Data supplied
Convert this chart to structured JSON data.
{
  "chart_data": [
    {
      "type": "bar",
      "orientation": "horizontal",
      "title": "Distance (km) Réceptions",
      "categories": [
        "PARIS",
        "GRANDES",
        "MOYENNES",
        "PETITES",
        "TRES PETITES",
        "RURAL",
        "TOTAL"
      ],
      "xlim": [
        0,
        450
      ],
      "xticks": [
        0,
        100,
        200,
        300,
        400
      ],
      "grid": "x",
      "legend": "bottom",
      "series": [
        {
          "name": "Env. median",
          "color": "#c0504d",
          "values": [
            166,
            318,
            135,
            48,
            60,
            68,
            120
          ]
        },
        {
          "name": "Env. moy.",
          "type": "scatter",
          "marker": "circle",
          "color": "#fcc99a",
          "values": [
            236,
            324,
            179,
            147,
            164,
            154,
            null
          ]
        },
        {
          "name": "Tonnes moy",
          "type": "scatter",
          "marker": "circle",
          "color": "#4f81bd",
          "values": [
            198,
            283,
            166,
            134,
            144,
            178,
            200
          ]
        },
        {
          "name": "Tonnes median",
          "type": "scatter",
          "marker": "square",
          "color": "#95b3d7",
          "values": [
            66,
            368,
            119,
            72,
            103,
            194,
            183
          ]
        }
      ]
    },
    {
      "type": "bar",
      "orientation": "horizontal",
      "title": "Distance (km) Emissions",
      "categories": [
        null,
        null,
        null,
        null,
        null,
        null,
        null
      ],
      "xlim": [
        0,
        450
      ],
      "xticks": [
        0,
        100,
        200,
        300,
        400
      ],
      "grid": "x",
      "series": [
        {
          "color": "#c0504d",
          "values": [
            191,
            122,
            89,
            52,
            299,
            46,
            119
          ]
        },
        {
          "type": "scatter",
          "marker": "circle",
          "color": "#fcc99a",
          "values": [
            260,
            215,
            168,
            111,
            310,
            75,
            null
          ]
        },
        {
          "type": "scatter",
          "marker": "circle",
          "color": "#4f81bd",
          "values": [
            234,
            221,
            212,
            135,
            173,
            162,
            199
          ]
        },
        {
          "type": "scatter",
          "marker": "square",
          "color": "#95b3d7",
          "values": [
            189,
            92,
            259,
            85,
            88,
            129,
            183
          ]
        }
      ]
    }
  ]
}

Task statement
Retype every entry word for word.

Task answer
Convert this chart to structured JSON data.
{
  "chart_data": [
    {
      "type": "bar",
      "orientation": "horizontal",
      "title": "Distance (km) Réceptions",
      "categories": [
        "PARIS",
        "GRANDES",
        "MOYENNES",
        "PETITES",
        "TRES PETITES",
        "RURAL",
        "TOTAL"
      ],
      "xlim": [
        0,
        450
      ],
      "xticks": [
        0,
        100,
        200,
        300,
        400
      ],
      "grid": "x",
      "legend": "bottom",
      "series": [
        {
          "name": "Env. median",
          "color": "#c0504d",
          "values": [
            166,
            318,
            135,
            48,
            60,
            68,
            120
          ]
        },
        {
          "name": "Env. moy.",
          "type": "scatter",
          "marker": "circle",
          "color": "#fcc99a",
          "values": [
            236,
            324,
            179,
            147,
            164,
            154,
            null
          ]
        },
        {
          "name": "Tonnes moy",
          "type": "scatter",
          "marker": "circle",
          "color": "#4f81bd",
          "values": [
            198,
            283,
            166,
            134,
            144,
            178,
            200
          ]
        },
        {
          "name": "Tonnes median",
          "type": "scatter",
          "marker": "square",
          "color": "#95b3d7",
          "values": [
            66,
            368,
            119,
            72,
            103,
            194,
            183
          ]
        }
      ]
    },
    {
      "type": "bar",
      "orientation": "horizontal",
      "title": "Distance (km) Emissions",
      "categories": [
        null,
        null,
        null,
        null,
        null,
        null,
        null
      ],
      "xlim": [
        0,
        450
      ],
      "xticks": [
        0,
        100,
        200,
        300,
        400
      ],
      "grid": "x",
      "series": [
        {
          "color": "#c0504d",
          "values": [
            191,
            122,
            89,
            52,
            299,
            46,
            119
          ]
        },
        {
          "type": "scatter",
          "marker": "circle",
          "color": "#fcc99a",
          "values": [
            260,
            215,
            168,
            111,
            310,
            75,
            null
          ]
        },
        {
          "type": "scatter",
          "marker": "circle",
          "color": "#4f81bd",
          "values": [
            234,
            221,
            212,
            135,
            173,
            162,
            199
          ]
        },
        {
          "type": "scatter",
          "marker": "square",
          "color": "#95b3d7",
          "values": [
            189,
            92,
            259,
            85,
            88,
            129,
            183
          ]
        }
      ]
    }
  ]
}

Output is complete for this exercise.